_AIM_. Return the listing below in full, with every line exactly as it is.

──────── RECORDS SHOWN

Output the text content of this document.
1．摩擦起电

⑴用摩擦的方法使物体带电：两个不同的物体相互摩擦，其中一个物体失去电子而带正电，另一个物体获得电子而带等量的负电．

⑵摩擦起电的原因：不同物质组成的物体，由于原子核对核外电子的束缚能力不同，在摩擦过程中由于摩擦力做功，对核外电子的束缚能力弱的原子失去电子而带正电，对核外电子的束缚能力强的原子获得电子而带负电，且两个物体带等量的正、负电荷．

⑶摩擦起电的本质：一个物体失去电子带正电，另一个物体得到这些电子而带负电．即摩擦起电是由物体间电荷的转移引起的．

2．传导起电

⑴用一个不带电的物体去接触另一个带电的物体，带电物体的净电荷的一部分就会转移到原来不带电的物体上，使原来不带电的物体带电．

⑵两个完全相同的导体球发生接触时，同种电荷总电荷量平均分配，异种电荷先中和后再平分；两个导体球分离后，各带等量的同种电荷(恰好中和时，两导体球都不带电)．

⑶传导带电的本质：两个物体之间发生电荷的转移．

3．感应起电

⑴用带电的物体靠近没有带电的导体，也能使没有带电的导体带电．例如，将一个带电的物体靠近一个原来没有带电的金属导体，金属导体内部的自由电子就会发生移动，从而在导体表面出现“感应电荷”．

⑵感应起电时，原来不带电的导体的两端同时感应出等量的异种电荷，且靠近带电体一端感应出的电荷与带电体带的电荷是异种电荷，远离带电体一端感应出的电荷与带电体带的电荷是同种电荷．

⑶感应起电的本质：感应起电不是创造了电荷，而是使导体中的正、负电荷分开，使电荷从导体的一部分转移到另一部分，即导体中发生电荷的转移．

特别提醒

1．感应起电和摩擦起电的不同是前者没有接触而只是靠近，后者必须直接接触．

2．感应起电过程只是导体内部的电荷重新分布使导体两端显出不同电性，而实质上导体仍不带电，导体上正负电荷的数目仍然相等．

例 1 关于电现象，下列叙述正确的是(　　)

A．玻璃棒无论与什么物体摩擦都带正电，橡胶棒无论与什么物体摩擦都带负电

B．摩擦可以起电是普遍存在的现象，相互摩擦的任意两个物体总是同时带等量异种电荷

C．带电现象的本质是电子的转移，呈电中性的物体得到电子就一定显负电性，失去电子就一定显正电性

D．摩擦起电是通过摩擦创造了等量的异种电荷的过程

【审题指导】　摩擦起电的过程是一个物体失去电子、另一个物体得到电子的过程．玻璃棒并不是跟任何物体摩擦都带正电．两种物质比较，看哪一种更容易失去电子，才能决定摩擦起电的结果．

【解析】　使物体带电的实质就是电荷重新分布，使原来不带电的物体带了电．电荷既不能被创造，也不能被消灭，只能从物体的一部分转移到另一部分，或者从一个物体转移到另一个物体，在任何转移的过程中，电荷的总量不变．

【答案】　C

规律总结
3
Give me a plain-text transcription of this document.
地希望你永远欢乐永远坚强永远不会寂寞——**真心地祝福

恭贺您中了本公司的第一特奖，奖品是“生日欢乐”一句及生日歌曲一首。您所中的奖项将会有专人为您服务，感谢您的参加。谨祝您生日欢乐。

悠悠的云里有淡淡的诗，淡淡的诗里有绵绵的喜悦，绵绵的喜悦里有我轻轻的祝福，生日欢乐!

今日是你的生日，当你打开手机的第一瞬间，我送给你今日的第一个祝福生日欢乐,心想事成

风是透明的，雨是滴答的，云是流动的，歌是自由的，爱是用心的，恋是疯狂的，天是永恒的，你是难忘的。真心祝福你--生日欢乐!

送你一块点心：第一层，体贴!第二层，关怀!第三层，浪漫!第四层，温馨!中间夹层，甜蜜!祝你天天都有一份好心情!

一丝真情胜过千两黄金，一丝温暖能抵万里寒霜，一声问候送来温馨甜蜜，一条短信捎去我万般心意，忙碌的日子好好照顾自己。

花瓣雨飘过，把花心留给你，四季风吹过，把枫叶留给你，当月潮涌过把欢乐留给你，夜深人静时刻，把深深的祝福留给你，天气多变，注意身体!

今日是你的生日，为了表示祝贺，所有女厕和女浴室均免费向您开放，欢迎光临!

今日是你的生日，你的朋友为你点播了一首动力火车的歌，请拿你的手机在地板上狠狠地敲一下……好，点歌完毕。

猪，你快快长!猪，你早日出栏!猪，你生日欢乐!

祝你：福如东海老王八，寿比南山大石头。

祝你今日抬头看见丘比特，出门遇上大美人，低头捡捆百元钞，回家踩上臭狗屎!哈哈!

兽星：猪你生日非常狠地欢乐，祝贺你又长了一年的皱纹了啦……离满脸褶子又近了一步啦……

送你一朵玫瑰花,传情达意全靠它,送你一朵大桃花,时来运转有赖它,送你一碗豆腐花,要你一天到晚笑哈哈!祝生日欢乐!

────────────────

_EXERCISE ANSWER_.
Output the text content of this document.
1．摩擦起电

⑴用摩擦的方法使物体带电：两个不同的物体相互摩擦，其中一个物体失去电子而带正电，另一个物体获得电子而带等量的负电．

⑵摩擦起电的原因：不同物质组成的物体，由于原子核对核外电子的束缚能力不同，在摩擦过程中由于摩擦力做功，对核外电子的束缚能力弱的原子失去电子而带正电，对核外电子的束缚能力强的原子获得电子而带负电，且两个物体带等量的正、负电荷．

⑶摩擦起电的本质：一个物体失去电子带正电，另一个物体得到这些电子而带负电．即摩擦起电是由物体间电荷的转移引起的．

2．传导起电

⑴用一个不带电的物体去接触另一个带电的物体，带电物体的净电荷的一部分就会转移到原来不带电的物体上，使原来不带电的物体带电．

⑵两个完全相同的导体球发生接触时，同种电荷总电荷量平均分配，异种电荷先中和后再平分；两个导体球分离后，各带等量的同种电荷(恰好中和时，两导体球都不带电)．

⑶传导带电的本质：两个物体之间发生电荷的转移．

3．感应起电

⑴用带电的物体靠近没有带电的导体，也能使没有带电的导体带电．例如，将一个带电的物体靠近一个原来没有带电的金属导体，金属导体内部的自由电子就会发生移动，从而在导体表面出现“感应电荷”．

⑵感应起电时，原来不带电的导体的两端同时感应出等量的异种电荷，且靠近带电体一端感应出的电荷与带电体带的电荷是异种电荷，远离带电体一端感应出的电荷与带电体带的电荷是同种电荷．

⑶感应起电的本质：感应起电不是创造了电荷，而是使导体中的正、负电荷分开，使电荷从导体的一部分转移到另一部分，即导体中发生电荷的转移．

特别提醒

1．感应起电和摩擦起电的不同是前者没有接触而只是靠近，后者必须直接接触．

2．感应起电过程只是导体内部的电荷重新分布使导体两端显出不同电性，而实质上导体仍不带电，导体上正负电荷的数目仍然相等．

例 1 关于电现象，下列叙述正确的是(　　)

A．玻璃棒无论与什么物体摩擦都带正电，橡胶棒无论与什么物体摩擦都带负电

B．摩擦可以起电是普遍存在的现象，相互摩擦的任意两个物体总是同时带等量异种电荷

C．带电现象的本质是电子的转移，呈电中性的物体得到电子就一定显负电性，失去电子就一定显正电性

D．摩擦起电是通过摩擦创造了等量的异种电荷的过程

【审题指导】　摩擦起电的过程是一个物体失去电子、另一个物体得到电子的过程．玻璃棒并不是跟任何物体摩擦都带正电．两种物质比较，看哪一种更容易失去电子，才能决定摩擦起电的结果．

【解析】　使物体带电的实质就是电荷重新分布，使原来不带电的物体带了电．电荷既不能被创造，也不能被消灭，只能从物体的一部分转移到另一部分，或者从一个物体转移到另一个物体，在任何转移的过程中，电荷的总量不变．

【答案】　C

规律总结
3
Give me a plain-text transcription of this document.
地希望你永远欢乐永远坚强永远不会寂寞——**真心地祝福

恭贺您中了本公司的第一特奖，奖品是“生日欢乐”一句及生日歌曲一首。您所中的奖项将会有专人为您服务，感谢您的参加。谨祝您生日欢乐。

悠悠的云里有淡淡的诗，淡淡的诗里有绵绵的喜悦，绵绵的喜悦里有我轻轻的祝福，生日欢乐!

今日是你的生日，当你打开手机的第一瞬间，我送给你今日的第一个祝福生日欢乐,心想事成

风是透明的，雨是滴答的，云是流动的，歌是自由的，爱是用心的，恋是疯狂的，天是永恒的，你是难忘的。真心祝福你--生日欢乐!

送你一块点心：第一层，体贴!第二层，关怀!第三层，浪漫!第四层，温馨!中间夹层，甜蜜!祝你天天都有一份好心情!

一丝真情胜过千两黄金，一丝温暖能抵万里寒霜，一声问候送来温馨甜蜜，一条短信捎去我万般心意，忙碌的日子好好照顾自己。

花瓣雨飘过，把花心留给你，四季风吹过，把枫叶留给你，当月潮涌过把欢乐留给你，夜深人静时刻，把深深的祝福留给你，天气多变，注意身体!

今日是你的生日，为了表示祝贺，所有女厕和女浴室均免费向您开放，欢迎光临!

今日是你的生日，你的朋友为你点播了一首动力火车的歌，请拿你的手机在地板上狠狠地敲一下……好，点歌完毕。

猪，你快快长!猪，你早日出栏!猪，你生日欢乐!

祝你：福如东海老王八，寿比南山大石头。

祝你今日抬头看见丘比特，出门遇上大美人，低头捡捆百元钞，回家踩上臭狗屎!哈哈!

兽星：猪你生日非常狠地欢乐，祝贺你又长了一年的皱纹了啦……离满脸褶子又近了一步啦……

送你一朵玫瑰花,传情达意全靠它,送你一朵大桃花,时来运转有赖它,送你一碗豆腐花,要你一天到晚笑哈哈!祝生日欢乐!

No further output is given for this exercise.